Stored records:

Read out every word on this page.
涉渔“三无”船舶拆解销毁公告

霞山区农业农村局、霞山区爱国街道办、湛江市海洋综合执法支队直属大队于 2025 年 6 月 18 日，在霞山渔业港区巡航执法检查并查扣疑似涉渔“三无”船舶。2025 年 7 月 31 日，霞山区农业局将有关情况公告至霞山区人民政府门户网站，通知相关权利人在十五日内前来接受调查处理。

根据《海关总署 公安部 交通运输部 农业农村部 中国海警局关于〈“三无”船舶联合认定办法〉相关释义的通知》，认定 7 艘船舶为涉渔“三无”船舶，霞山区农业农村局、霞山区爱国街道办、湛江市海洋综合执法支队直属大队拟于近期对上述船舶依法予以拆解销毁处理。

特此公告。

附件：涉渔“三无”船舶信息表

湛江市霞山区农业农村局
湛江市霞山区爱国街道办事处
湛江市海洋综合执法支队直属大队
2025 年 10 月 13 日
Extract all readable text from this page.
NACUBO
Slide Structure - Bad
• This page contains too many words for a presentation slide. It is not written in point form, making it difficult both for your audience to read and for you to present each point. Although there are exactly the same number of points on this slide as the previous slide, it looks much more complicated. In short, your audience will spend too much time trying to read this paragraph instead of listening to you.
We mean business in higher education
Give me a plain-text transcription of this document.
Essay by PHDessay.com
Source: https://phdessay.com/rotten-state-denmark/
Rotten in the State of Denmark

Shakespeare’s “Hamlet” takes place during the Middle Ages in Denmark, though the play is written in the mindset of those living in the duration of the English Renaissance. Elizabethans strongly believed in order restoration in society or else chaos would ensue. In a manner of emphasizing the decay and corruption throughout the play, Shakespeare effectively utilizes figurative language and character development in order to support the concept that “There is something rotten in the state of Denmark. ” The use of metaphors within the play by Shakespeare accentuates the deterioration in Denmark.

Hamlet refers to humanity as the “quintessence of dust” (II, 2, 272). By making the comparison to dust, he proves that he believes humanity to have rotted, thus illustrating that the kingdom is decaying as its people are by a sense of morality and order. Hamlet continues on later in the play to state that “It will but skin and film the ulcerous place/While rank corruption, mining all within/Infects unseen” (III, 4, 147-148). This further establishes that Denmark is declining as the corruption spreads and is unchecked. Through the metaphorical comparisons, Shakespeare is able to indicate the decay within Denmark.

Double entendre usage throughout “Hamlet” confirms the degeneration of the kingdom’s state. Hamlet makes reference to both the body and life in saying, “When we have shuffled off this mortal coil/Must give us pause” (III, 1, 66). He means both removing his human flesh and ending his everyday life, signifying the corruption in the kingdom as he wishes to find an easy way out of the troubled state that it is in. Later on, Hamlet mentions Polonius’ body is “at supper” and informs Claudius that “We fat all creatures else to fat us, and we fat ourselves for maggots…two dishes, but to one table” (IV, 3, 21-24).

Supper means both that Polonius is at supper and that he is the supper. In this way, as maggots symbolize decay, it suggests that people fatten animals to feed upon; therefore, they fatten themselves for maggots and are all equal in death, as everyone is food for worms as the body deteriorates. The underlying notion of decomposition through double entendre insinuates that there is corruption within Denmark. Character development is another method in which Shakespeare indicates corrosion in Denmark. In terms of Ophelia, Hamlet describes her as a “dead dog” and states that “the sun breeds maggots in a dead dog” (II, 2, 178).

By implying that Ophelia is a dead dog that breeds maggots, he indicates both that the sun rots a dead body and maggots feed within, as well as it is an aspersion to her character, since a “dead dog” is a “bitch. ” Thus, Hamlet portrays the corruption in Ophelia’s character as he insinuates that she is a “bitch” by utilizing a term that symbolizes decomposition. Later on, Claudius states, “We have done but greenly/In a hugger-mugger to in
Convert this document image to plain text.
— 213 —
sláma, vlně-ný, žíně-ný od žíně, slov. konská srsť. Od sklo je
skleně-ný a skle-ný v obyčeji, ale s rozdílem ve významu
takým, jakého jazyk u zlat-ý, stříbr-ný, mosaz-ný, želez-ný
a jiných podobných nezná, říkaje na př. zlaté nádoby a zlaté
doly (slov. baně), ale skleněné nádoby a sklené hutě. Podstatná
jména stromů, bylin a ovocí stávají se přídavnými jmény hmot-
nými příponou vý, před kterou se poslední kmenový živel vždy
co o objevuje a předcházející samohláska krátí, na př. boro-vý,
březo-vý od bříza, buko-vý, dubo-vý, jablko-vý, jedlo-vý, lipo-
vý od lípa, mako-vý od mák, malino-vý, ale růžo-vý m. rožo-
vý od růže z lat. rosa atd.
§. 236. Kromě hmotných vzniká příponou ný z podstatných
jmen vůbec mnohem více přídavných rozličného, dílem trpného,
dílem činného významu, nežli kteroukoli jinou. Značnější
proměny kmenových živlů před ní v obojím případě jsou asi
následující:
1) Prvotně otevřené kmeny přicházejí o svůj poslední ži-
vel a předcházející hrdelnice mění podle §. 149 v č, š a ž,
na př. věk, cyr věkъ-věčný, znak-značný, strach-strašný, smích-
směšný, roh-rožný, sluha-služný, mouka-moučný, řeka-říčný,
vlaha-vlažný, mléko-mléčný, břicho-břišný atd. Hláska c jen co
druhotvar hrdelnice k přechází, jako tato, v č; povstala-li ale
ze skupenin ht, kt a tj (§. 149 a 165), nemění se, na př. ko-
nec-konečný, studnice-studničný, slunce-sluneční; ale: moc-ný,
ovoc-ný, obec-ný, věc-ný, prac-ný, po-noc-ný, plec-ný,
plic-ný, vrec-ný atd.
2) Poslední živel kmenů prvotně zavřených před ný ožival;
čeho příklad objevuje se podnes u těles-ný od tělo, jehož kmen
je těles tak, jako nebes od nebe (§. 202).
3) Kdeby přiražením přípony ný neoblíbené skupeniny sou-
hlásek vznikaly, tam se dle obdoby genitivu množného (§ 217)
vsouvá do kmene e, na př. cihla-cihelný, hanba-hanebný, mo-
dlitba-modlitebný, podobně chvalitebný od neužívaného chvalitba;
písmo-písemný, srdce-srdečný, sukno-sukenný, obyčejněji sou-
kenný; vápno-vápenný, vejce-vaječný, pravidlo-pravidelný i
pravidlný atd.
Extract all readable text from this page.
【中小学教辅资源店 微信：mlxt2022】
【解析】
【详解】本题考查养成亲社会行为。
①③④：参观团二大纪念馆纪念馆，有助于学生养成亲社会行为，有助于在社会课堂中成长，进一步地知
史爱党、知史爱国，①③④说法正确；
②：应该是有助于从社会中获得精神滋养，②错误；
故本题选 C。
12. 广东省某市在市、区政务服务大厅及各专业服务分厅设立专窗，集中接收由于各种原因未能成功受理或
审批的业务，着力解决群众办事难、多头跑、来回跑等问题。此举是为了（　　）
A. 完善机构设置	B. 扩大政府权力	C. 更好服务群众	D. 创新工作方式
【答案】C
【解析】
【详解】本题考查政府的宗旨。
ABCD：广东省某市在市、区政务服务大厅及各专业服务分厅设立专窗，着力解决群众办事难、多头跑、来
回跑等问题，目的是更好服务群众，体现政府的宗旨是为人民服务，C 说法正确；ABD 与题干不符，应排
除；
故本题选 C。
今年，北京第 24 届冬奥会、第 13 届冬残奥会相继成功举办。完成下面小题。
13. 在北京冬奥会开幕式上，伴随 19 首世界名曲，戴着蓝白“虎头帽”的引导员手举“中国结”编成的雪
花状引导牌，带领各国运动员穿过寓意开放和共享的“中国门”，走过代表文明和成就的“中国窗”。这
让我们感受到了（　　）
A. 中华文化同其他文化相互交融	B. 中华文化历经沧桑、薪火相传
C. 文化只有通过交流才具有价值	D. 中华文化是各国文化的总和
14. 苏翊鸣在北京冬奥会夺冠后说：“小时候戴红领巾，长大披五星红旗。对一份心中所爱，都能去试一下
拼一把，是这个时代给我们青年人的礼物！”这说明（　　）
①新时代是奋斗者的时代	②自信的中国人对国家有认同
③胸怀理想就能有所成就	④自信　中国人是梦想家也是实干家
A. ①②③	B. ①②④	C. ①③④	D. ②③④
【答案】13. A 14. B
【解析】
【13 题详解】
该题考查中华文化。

**Prompt**. Search the records for the word "slov". Copy every line that has it.

**Correct answer**.
sláma, vlně-ný, žíně-ný od žíně, slov. konská srsť. Od sklo je
doly (slov. baně), ale skleněné nádoby a sklené hutě. Podstatná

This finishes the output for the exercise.